# PROBLEM DESCRIPTION:
Using the records provided below, locate and copy each line that contains the word "text".

# A run of records:
· · · · ·
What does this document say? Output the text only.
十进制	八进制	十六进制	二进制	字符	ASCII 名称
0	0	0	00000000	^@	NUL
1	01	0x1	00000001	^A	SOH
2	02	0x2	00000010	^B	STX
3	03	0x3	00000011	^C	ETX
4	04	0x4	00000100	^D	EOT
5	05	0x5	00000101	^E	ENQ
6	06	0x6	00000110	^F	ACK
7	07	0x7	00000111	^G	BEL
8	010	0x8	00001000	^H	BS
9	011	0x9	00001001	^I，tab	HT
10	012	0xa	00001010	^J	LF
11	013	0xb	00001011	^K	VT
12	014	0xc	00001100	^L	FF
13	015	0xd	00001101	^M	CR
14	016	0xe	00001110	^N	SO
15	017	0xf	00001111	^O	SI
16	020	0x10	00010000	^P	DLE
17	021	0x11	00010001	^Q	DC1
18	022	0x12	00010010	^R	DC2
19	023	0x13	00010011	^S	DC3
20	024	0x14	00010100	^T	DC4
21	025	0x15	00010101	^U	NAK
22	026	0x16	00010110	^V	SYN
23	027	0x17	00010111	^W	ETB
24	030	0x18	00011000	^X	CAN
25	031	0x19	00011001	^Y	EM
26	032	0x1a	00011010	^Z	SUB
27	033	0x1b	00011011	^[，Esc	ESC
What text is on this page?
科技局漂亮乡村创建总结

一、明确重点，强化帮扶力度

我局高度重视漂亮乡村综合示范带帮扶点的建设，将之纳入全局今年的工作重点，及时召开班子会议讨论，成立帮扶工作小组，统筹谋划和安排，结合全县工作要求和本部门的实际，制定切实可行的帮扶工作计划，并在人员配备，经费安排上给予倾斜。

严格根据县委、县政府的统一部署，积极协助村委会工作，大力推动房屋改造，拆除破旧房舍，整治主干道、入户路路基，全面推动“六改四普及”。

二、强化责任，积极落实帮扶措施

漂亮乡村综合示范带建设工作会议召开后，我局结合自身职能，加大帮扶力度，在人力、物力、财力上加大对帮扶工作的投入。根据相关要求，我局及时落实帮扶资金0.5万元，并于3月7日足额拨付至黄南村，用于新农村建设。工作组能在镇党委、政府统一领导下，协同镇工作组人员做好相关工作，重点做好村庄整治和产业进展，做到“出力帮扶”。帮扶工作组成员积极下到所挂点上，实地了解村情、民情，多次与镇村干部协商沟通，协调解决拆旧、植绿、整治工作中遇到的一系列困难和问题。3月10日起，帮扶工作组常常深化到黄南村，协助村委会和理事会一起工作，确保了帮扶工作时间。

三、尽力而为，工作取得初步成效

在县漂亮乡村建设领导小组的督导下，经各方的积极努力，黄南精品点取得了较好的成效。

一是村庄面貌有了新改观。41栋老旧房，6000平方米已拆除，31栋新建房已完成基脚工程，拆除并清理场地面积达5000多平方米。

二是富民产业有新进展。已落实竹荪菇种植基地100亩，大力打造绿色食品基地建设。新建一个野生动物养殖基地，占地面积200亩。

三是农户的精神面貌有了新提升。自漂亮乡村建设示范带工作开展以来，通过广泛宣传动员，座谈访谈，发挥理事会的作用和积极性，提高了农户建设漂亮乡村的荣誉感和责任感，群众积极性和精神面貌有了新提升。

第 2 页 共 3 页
· · · · ·
# THE RESPONSE:
What does this document say? Output the text only.
What text is on this page?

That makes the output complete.